DATA FOR THE TASK:
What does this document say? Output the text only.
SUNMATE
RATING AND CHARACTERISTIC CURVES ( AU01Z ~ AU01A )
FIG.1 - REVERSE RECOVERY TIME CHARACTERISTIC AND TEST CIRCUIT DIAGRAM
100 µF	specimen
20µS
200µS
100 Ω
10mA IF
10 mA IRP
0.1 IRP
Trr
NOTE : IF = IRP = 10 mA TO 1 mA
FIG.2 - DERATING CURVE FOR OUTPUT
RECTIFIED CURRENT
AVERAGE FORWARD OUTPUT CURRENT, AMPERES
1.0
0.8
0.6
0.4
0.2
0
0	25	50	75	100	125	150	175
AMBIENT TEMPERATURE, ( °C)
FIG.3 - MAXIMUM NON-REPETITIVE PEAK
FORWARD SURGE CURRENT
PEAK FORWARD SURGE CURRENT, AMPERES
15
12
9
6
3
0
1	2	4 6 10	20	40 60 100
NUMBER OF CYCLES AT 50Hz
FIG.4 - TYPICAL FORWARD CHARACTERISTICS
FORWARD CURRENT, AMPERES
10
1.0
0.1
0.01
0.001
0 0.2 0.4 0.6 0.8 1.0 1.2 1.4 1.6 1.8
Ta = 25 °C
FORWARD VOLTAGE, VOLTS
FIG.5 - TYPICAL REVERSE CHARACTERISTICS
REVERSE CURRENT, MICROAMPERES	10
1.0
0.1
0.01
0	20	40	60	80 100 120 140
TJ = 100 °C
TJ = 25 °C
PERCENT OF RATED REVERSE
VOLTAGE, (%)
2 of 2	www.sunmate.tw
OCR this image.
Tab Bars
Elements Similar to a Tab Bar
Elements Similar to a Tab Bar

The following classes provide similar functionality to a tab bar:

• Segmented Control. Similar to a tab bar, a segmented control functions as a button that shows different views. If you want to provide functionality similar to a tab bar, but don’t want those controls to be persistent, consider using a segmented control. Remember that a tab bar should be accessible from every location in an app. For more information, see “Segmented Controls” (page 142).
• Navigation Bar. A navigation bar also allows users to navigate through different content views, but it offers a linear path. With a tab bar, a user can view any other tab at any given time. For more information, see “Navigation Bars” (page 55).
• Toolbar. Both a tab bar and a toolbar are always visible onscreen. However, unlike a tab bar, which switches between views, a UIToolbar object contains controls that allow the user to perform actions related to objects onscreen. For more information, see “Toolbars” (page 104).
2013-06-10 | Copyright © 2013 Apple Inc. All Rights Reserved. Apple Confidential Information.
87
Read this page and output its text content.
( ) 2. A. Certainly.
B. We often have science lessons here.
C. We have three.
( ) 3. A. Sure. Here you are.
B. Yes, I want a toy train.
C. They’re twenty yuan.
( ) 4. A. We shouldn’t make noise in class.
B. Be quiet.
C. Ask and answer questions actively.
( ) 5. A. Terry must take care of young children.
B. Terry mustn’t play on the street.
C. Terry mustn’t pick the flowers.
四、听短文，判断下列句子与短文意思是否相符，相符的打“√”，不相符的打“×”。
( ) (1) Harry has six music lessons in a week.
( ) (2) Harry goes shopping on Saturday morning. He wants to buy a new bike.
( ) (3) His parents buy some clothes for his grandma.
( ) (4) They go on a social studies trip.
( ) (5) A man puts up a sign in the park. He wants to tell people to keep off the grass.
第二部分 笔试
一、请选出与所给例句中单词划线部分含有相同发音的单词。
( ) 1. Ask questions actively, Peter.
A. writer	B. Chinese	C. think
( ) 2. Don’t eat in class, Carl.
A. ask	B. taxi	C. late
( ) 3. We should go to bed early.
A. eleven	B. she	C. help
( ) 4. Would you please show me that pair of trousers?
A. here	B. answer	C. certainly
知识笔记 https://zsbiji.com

EXERCISE:
Each entry is to be returned in full, character for character.

REPLY:
What does this document say? Output the text only.
SUNMATE
RATING AND CHARACTERISTIC CURVES ( AU01Z ~ AU01A )
FIG.1 - REVERSE RECOVERY TIME CHARACTERISTIC AND TEST CIRCUIT DIAGRAM
100 µF	specimen
20µS
200µS
100 Ω
10mA IF
10 mA IRP
0.1 IRP
Trr
NOTE : IF = IRP = 10 mA TO 1 mA
FIG.2 - DERATING CURVE FOR OUTPUT
RECTIFIED CURRENT
AVERAGE FORWARD OUTPUT CURRENT, AMPERES
1.0
0.8
0.6
0.4
0.2
0
0	25	50	75	100	125	150	175
AMBIENT TEMPERATURE, ( °C)
FIG.3 - MAXIMUM NON-REPETITIVE PEAK
FORWARD SURGE CURRENT
PEAK FORWARD SURGE CURRENT, AMPERES
15
12
9
6
3
0
1	2	4 6 10	20	40 60 100
NUMBER OF CYCLES AT 50Hz
FIG.4 - TYPICAL FORWARD CHARACTERISTICS
FORWARD CURRENT, AMPERES
10
1.0
0.1
0.01
0.001
0 0.2 0.4 0.6 0.8 1.0 1.2 1.4 1.6 1.8
Ta = 25 °C
FORWARD VOLTAGE, VOLTS
FIG.5 - TYPICAL REVERSE CHARACTERISTICS
REVERSE CURRENT, MICROAMPERES	10
1.0
0.1
0.01
0	20	40	60	80 100 120 140
TJ = 100 °C
TJ = 25 °C
PERCENT OF RATED REVERSE
VOLTAGE, (%)
2 of 2	www.sunmate.tw
OCR this image.
Tab Bars
Elements Similar to a Tab Bar
Elements Similar to a Tab Bar

The following classes provide similar functionality to a tab bar:

• Segmented Control. Similar to a tab bar, a segmented control functions as a button that shows different views. If you want to provide functionality similar to a tab bar, but don’t want those controls to be persistent, consider using a segmented control. Remember that a tab bar should be accessible from every location in an app. For more information, see “Segmented Controls” (page 142).
• Navigation Bar. A navigation bar also allows users to navigate through different content views, but it offers a linear path. With a tab bar, a user can view any other tab at any given time. For more information, see “Navigation Bars” (page 55).
• Toolbar. Both a tab bar and a toolbar are always visible onscreen. However, unlike a tab bar, which switches between views, a UIToolbar object contains controls that allow the user to perform actions related to objects onscreen. For more information, see “Toolbars” (page 104).
2013-06-10 | Copyright © 2013 Apple Inc. All Rights Reserved. Apple Confidential Information.
87
Read this page and output its text content.
( ) 2. A. Certainly.
B. We often have science lessons here.
C. We have three.
( ) 3. A. Sure. Here you are.
B. Yes, I want a toy train.
C. They’re twenty yuan.
( ) 4. A. We shouldn’t make noise in class.
B. Be quiet.
C. Ask and answer questions actively.
( ) 5. A. Terry must take care of young children.
B. Terry mustn’t play on the street.
C. Terry mustn’t pick the flowers.
四、听短文，判断下列句子与短文意思是否相符，相符的打“√”，不相符的打“×”。
( ) (1) Harry has six music lessons in a week.
( ) (2) Harry goes shopping on Saturday morning. He wants to buy a new bike.
( ) (3) His parents buy some clothes for his grandma.
( ) (4) They go on a social studies trip.
( ) (5) A man puts up a sign in the park. He wants to tell people to keep off the grass.
第二部分 笔试
一、请选出与所给例句中单词划线部分含有相同发音的单词。
( ) 1. Ask questions actively, Peter.
A. writer	B. Chinese	C. think
( ) 2. Don’t eat in class, Carl.
A. ask	B. taxi	C. late
( ) 3. We should go to bed early.
A. eleven	B. she	C. help
( ) 4. Would you please show me that pair of trousers?
A. here	B. answer	C. certainly
知识笔记 https://zsbiji.com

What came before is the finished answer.